◆ GOAL ◆
Exactly reproduce each line of the listing that follows.

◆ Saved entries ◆
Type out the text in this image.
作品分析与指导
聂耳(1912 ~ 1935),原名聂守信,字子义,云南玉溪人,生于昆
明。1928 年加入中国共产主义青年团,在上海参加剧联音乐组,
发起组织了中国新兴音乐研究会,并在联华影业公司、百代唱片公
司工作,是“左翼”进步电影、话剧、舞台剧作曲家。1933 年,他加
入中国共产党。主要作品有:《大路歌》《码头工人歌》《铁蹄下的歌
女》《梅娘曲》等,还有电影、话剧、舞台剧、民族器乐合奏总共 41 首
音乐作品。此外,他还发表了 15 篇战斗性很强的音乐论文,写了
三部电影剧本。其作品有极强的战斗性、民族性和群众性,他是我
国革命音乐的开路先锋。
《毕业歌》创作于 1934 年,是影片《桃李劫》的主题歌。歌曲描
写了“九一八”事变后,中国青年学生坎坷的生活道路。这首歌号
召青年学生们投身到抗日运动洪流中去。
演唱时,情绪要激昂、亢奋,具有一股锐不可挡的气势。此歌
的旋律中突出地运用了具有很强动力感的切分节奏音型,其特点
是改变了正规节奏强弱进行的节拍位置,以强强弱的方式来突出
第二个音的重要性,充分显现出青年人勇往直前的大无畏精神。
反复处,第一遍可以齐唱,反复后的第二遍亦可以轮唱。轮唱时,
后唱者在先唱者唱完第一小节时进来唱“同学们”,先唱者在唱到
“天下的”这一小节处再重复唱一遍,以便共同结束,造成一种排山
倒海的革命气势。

◆ RESPONSE ◆
Type out the text in this image.
作品分析与指导
聂耳(1912 ~ 1935),原名聂守信,字子义,云南玉溪人,生于昆
明。1928 年加入中国共产主义青年团,在上海参加剧联音乐组,
发起组织了中国新兴音乐研究会,并在联华影业公司、百代唱片公
司工作,是“左翼”进步电影、话剧、舞台剧作曲家。1933 年,他加
入中国共产党。主要作品有:《大路歌》《码头工人歌》《铁蹄下的歌
女》《梅娘曲》等,还有电影、话剧、舞台剧、民族器乐合奏总共 41 首
音乐作品。此外,他还发表了 15 篇战斗性很强的音乐论文,写了
三部电影剧本。其作品有极强的战斗性、民族性和群众性,他是我
国革命音乐的开路先锋。
《毕业歌》创作于 1934 年,是影片《桃李劫》的主题歌。歌曲描
写了“九一八”事变后,中国青年学生坎坷的生活道路。这首歌号
召青年学生们投身到抗日运动洪流中去。
演唱时,情绪要激昂、亢奋,具有一股锐不可挡的气势。此歌
的旋律中突出地运用了具有很强动力感的切分节奏音型,其特点
是改变了正规节奏强弱进行的节拍位置,以强强弱的方式来突出
第二个音的重要性,充分显现出青年人勇往直前的大无畏精神。
反复处,第一遍可以齐唱,反复后的第二遍亦可以轮唱。轮唱时,
后唱者在先唱者唱完第一小节时进来唱“同学们”,先唱者在唱到
“天下的”这一小节处再重复唱一遍,以便共同结束,造成一种排山
倒海的革命气势。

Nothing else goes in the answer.